**AIM OF THE TASK**. Using the listing below, give the number of lines where "Accuracy" appears, and nothing else.

:: DATA IN THIS EXERCISE

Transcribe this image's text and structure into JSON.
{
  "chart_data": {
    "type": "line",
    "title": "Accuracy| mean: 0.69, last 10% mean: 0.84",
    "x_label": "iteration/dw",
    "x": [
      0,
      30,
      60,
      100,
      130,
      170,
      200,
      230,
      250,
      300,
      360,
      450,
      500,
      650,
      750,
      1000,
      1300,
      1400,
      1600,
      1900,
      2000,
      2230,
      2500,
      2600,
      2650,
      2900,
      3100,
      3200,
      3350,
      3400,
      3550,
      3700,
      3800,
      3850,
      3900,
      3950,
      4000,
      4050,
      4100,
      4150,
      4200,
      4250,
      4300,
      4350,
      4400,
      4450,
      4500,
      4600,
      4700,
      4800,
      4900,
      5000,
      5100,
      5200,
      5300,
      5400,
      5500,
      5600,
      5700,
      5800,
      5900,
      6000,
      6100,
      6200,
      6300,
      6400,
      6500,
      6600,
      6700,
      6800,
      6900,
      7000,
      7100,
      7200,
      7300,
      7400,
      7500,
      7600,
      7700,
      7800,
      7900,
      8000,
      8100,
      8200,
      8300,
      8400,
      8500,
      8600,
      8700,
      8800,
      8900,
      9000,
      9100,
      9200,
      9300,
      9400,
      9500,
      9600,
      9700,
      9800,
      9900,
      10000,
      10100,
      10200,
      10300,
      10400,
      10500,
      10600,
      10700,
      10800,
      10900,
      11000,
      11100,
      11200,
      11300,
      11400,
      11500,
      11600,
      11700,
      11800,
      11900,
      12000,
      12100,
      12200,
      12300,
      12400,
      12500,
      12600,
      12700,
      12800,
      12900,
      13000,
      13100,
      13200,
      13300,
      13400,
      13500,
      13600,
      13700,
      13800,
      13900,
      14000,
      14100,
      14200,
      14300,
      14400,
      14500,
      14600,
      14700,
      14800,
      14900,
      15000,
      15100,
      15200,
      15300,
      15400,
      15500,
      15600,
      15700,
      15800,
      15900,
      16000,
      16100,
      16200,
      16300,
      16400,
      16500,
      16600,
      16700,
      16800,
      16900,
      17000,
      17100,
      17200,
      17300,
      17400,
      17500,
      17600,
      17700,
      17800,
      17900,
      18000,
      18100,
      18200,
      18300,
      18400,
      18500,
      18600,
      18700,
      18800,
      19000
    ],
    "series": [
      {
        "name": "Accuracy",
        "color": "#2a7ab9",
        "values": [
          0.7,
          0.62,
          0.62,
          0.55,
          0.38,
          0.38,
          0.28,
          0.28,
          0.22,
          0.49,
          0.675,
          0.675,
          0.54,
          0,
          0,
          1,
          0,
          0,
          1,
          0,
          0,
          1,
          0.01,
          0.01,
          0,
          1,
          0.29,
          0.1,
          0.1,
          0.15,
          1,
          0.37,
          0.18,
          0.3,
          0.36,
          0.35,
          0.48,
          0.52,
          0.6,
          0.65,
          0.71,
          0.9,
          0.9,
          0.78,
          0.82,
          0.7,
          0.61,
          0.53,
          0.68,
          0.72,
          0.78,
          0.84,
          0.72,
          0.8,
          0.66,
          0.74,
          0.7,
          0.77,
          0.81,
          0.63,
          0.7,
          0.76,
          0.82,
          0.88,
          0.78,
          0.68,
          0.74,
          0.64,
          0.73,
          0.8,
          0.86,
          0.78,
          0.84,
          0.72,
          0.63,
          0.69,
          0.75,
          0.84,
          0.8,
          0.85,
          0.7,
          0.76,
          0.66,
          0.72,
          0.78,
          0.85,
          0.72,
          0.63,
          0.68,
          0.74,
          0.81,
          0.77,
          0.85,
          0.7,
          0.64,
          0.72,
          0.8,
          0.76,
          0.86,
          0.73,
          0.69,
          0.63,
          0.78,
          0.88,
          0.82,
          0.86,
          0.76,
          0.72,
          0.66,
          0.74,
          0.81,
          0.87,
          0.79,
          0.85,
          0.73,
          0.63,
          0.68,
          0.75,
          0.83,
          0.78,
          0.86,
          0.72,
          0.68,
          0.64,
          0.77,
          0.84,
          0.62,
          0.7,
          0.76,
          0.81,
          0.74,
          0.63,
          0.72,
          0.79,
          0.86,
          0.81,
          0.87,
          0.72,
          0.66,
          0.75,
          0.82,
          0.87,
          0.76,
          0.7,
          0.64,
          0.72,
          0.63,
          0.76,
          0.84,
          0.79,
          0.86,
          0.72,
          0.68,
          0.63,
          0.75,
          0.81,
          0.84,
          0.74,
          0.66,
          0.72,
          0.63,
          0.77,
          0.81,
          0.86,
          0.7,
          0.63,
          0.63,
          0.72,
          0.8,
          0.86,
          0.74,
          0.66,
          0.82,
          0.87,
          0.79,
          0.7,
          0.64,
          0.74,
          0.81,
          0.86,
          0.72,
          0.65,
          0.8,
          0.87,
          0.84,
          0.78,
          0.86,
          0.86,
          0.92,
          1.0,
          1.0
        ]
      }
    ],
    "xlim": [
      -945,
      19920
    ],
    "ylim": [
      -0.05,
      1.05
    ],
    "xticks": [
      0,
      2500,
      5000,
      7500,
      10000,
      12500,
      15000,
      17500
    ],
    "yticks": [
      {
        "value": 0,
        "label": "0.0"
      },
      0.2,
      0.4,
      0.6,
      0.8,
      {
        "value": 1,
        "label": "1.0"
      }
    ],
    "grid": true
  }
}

::::

**SOLUTION FOR THIS EXERCISE**. 2